Interesting how this thread devolved into an argument about who knows more about fracking and well pads. My perspective is that of a landowner smack dab in the sweet spot of the sweet spot of the Utica/Point Pleasant shale play in East Central Ohio. If you don't believe me, go look up how many wells have been permitted and drilled in Carroll County Ohio.

Wharton is correct that folks with long term ties to an area may have a different perspective. My wifes folks have been in the area since Western Reserve times. For a long time leases were running about $10-$15 an acre based on the potential from shallow wells. Around 5 years ago a company (Kenyon Energy) fronting for Chesapeake came in leasing starting at $25 an acre.

We accepted less money (signing bonus) than we could have gotten and joined one of the first landowner groups (SURE) in the area in order to get a landowner friendly lease. We did nicely on the royalty terms.

So that's a little background. We currently have acreage in two different drilling units. The units we are in are from a pad on a neighbors property about 600 feet off our property line. The pad has 8 wells (4 northeast and 4 southwest). We do not anticipate any surface activity on our property - the collection line bypasses our property.

The well pad area is in fact about 5 acres. That is to accommodate all the equipment and material during drilling and fracking. Based on other wells in the area I expect it will be cleaned up at a later point and the wellheads and miscellaneous will be less than an acre. The first Utica well drilled in Carroll County was the Miller well and what is on the surface probably covers less than a quarter acre. 

The reality is somewhere between the two extremes presented on this thread. The O&G companies are under the gun to move quickly with their drilling programs in order to get leases held by production and/or held shut in. Our lease has both vertical and horizontal Pugh clauses so we know the rest of our land will be in units fairly soon.

So back to the OP. He needs to check the titlework and determine the current owner of those mineral rights. Are they all rights or just O&G? If it is the current owner (seller) can a deal be worked to make access subsurface only? If the rights are leased, what do the terms of the lease look like? What about easements for pipelines?

Hope this helps.

Mike


----------



## francismilker (Jan 12, 2006)

» **To do**
- A) Translate this sentence from the fracking post into Spanish: "The well pad area is in fact about 5 acres."
- B) Copy the records word for word, starting at their first line and ending with the line that contains "- data-label: 0/3594: [617, 413, 650, 424]".

» **Material provided**
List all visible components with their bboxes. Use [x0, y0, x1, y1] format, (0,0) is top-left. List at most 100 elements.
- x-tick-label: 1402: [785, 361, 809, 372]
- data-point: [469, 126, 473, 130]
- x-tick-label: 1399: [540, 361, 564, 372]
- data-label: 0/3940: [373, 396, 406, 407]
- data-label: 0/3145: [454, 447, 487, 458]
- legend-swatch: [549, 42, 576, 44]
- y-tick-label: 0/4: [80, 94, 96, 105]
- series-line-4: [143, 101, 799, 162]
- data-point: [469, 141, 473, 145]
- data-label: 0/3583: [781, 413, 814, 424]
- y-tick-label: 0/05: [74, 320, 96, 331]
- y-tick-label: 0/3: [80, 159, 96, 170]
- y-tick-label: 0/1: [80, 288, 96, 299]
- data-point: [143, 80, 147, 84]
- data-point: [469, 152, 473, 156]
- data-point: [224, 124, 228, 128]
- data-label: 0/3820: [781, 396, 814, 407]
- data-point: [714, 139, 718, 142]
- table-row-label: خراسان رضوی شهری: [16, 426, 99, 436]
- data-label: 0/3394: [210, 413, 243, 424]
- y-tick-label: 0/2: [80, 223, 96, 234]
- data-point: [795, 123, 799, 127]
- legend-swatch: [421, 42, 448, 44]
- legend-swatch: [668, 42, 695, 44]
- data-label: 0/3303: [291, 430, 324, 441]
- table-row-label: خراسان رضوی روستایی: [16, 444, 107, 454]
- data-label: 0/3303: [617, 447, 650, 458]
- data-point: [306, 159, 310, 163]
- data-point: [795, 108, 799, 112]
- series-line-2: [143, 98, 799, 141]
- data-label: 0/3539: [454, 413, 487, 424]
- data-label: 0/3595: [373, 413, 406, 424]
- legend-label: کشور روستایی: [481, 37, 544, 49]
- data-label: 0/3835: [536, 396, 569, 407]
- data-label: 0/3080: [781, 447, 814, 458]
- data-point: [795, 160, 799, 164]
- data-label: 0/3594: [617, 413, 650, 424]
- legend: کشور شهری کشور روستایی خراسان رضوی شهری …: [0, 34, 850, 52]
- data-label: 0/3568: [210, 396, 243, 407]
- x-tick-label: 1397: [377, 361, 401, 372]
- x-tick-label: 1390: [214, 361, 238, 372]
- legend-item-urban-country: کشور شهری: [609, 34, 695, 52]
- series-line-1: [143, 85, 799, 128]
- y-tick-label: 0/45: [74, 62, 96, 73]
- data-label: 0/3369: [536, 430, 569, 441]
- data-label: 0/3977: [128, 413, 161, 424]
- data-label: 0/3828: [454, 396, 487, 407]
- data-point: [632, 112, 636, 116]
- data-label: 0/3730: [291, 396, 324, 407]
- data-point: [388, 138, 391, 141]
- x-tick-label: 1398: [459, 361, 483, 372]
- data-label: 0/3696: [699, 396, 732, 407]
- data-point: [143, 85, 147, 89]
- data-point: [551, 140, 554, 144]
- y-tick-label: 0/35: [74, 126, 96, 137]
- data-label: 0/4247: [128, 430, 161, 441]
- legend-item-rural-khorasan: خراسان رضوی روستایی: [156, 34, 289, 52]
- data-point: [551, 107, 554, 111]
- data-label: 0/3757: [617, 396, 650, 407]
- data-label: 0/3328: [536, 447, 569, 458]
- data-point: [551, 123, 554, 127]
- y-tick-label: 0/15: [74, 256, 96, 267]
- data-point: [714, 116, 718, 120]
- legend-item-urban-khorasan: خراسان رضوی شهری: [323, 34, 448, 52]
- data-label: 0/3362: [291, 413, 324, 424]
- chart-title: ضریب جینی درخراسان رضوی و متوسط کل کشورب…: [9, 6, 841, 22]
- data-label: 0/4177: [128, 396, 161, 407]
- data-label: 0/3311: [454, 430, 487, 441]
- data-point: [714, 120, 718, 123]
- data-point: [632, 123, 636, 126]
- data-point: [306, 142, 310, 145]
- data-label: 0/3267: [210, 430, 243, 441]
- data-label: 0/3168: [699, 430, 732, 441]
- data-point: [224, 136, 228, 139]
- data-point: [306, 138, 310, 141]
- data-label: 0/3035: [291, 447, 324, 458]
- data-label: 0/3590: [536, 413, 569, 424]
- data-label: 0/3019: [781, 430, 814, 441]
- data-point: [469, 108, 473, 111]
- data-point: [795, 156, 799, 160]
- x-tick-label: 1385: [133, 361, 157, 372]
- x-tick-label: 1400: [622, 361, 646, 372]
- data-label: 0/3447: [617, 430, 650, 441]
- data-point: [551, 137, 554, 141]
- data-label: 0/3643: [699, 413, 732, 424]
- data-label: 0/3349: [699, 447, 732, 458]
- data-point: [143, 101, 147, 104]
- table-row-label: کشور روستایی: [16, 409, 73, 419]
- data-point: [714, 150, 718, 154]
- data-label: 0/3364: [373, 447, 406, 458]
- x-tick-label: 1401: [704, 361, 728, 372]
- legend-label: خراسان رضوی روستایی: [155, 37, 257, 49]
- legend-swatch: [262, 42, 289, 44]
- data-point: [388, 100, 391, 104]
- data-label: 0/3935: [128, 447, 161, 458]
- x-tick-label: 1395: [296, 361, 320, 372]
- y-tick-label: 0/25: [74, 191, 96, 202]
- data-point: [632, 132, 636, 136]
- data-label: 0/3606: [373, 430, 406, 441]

» **Answers to the exercise**
- A) El área de la plataforma del pozo es, de hecho, de unos 5 acres.

- B)
List all visible components with their bboxes. Use [x0, y0, x1, y1] format, (0,0) is top-left. List at most 100 elements.
- x-tick-label: 1402: [785, 361, 809, 372]
- data-point: [469, 126, 473, 130]
- x-tick-label: 1399: [540, 361, 564, 372]
- data-label: 0/3940: [373, 396, 406, 407]
- data-label: 0/3145: [454, 447, 487, 458]
- legend-swatch: [549, 42, 576, 44]
- y-tick-label: 0/4: [80, 94, 96, 105]
- series-line-4: [143, 101, 799, 162]
- data-point: [469, 141, 473, 145]
- data-label: 0/3583: [781, 413, 814, 424]
- y-tick-label: 0/05: [74, 320, 96, 331]
- y-tick-label: 0/3: [80, 159, 96, 170]
- y-tick-label: 0/1: [80, 288, 96, 299]
- data-point: [143, 80, 147, 84]
- data-point: [469, 152, 473, 156]
- data-point: [224, 124, 228, 128]
- data-label: 0/3820: [781, 396, 814, 407]
- data-point: [714, 139, 718, 142]
- table-row-label: خراسان رضوی شهری: [16, 426, 99, 436]
- data-label: 0/3394: [210, 413, 243, 424]
- y-tick-label: 0/2: [80, 223, 96, 234]
- data-point: [795, 123, 799, 127]
- legend-swatch: [421, 42, 448, 44]
- legend-swatch: [668, 42, 695, 44]
- data-label: 0/3303: [291, 430, 324, 441]
- table-row-label: خراسان رضوی روستایی: [16, 444, 107, 454]
- data-label: 0/3303: [617, 447, 650, 458]
- data-point: [306, 159, 310, 163]
- data-point: [795, 108, 799, 112]
- series-line-2: [143, 98, 799, 141]
- data-label: 0/3539: [454, 413, 487, 424]
- data-label: 0/3595: [373, 413, 406, 424]
- legend-label: کشور روستایی: [481, 37, 544, 49]
- data-label: 0/3835: [536, 396, 569, 407]
- data-label: 0/3080: [781, 447, 814, 458]
- data-point: [795, 160, 799, 164]
- data-label: 0/3594: [617, 413, 650, 424]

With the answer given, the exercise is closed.